** MATERIAL TO PROCESS **
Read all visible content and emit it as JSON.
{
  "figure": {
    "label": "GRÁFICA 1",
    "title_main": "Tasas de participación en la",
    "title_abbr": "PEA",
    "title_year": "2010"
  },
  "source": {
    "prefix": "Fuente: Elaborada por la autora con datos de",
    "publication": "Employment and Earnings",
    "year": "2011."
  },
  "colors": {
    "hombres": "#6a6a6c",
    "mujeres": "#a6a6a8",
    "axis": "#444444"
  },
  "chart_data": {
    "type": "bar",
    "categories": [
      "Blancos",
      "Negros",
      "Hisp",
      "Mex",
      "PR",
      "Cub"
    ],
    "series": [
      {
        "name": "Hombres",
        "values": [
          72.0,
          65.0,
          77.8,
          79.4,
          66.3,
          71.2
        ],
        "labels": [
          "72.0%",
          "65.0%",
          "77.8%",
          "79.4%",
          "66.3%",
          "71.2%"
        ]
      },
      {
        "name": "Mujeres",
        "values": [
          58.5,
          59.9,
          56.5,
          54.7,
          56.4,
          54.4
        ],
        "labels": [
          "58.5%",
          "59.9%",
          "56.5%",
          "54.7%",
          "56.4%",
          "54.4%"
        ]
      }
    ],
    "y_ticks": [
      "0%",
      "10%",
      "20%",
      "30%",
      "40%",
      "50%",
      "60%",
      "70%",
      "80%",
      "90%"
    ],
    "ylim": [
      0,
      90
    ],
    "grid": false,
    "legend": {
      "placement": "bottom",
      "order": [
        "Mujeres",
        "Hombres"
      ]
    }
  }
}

** WHAT THE TASK ASKS **
Every line of the records above needs to be given again exactly.

** SOLUTION FOR THIS EXERCISE **
Read all visible content and emit it as JSON.
{
  "figure": {
    "label": "GRÁFICA 1",
    "title_main": "Tasas de participación en la",
    "title_abbr": "PEA",
    "title_year": "2010"
  },
  "source": {
    "prefix": "Fuente: Elaborada por la autora con datos de",
    "publication": "Employment and Earnings",
    "year": "2011."
  },
  "colors": {
    "hombres": "#6a6a6c",
    "mujeres": "#a6a6a8",
    "axis": "#444444"
  },
  "chart_data": {
    "type": "bar",
    "categories": [
      "Blancos",
      "Negros",
      "Hisp",
      "Mex",
      "PR",
      "Cub"
    ],
    "series": [
      {
        "name": "Hombres",
        "values": [
          72.0,
          65.0,
          77.8,
          79.4,
          66.3,
          71.2
        ],
        "labels": [
          "72.0%",
          "65.0%",
          "77.8%",
          "79.4%",
          "66.3%",
          "71.2%"
        ]
      },
      {
        "name": "Mujeres",
        "values": [
          58.5,
          59.9,
          56.5,
          54.7,
          56.4,
          54.4
        ],
        "labels": [
          "58.5%",
          "59.9%",
          "56.5%",
          "54.7%",
          "56.4%",
          "54.4%"
        ]
      }
    ],
    "y_ticks": [
      "0%",
      "10%",
      "20%",
      "30%",
      "40%",
      "50%",
      "60%",
      "70%",
      "80%",
      "90%"
    ],
    "ylim": [
      0,
      90
    ],
    "grid": false,
    "legend": {
      "placement": "bottom",
      "order": [
        "Mujeres",
        "Hombres"
      ]
    }
  }
}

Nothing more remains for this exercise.